_Task requirements:_ The records underneath are to be repeated exactly, with the pictures left out.

━━ Records for this exercise

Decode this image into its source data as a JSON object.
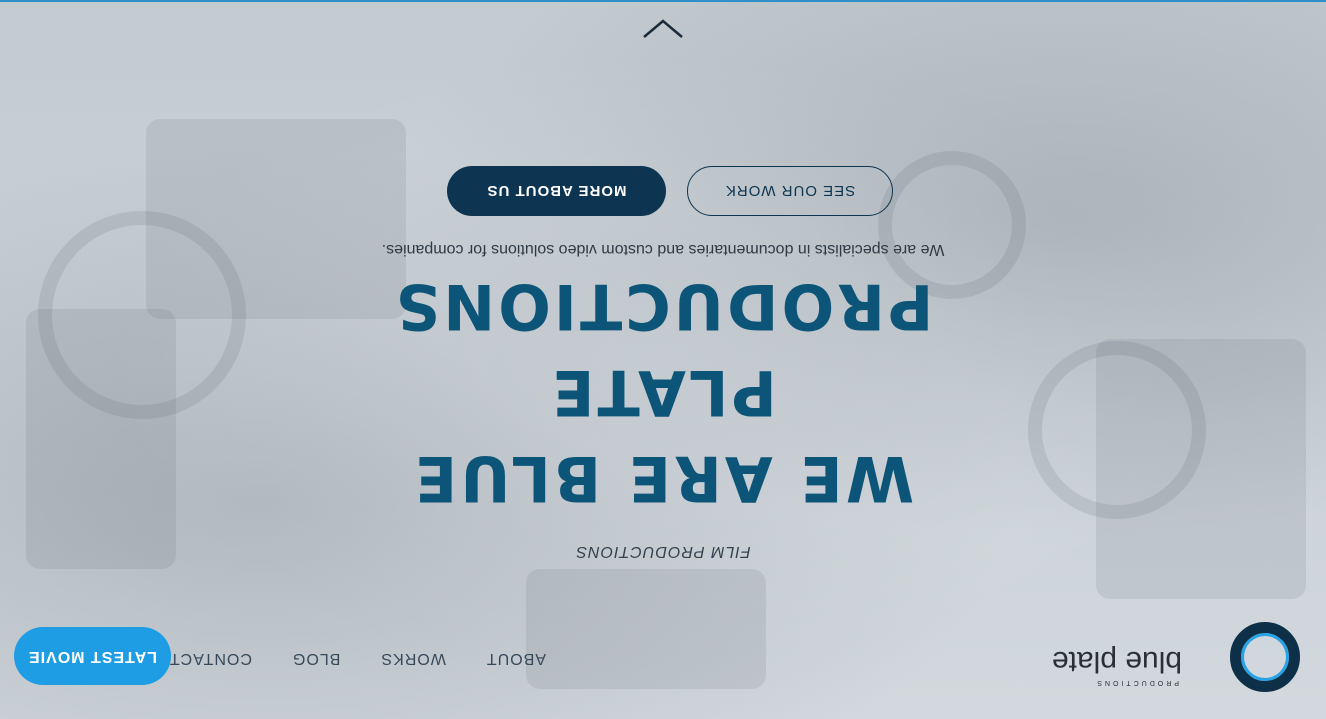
{
  "brand": {
    "name": "blue plate",
    "tagline": "PRODUCTIONS"
  },
  "nav": {
    "items": [
      {
        "label": "ABOUT"
      },
      {
        "label": "WORKS"
      },
      {
        "label": "BLOG"
      },
      {
        "label": "CONTACT"
      }
    ],
    "cta_label": "LATEST MOVIE"
  },
  "hero": {
    "kicker": "FILM PRODUCTIONS",
    "title_lines": [
      "WE ARE BLUE",
      "PLATE",
      "PRODUCTIONS"
    ],
    "subtitle": "We are specialists in documentaries and custom video solutions for companies.",
    "primary_button": "SEE OUR WORK",
    "secondary_button": "MORE ABOUT US"
  },
  "icons": {
    "scroll": "chevron-up-icon"
  },
  "colors": {
    "accent": "#1e9de4",
    "brand_dark": "#0d3450",
    "title": "#0d5578"
  }
}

━━━━

_Task result:_
Decode this image into its source data as a JSON object.
{
  "brand": {
    "name": "blue plate",
    "tagline": "PRODUCTIONS"
  },
  "nav": {
    "items": [
      {
        "label": "ABOUT"
      },
      {
        "label": "WORKS"
      },
      {
        "label": "BLOG"
      },
      {
        "label": "CONTACT"
      }
    ],
    "cta_label": "LATEST MOVIE"
  },
  "hero": {
    "kicker": "FILM PRODUCTIONS",
    "title_lines": [
      "WE ARE BLUE",
      "PLATE",
      "PRODUCTIONS"
    ],
    "subtitle": "We are specialists in documentaries and custom video solutions for companies.",
    "primary_button": "SEE OUR WORK",
    "secondary_button": "MORE ABOUT US"
  },
  "icons": {
    "scroll": "chevron-up-icon"
  },
  "colors": {
    "accent": "#1e9de4",
    "brand_dark": "#0d3450",
    "title": "#0d5578"
  }
}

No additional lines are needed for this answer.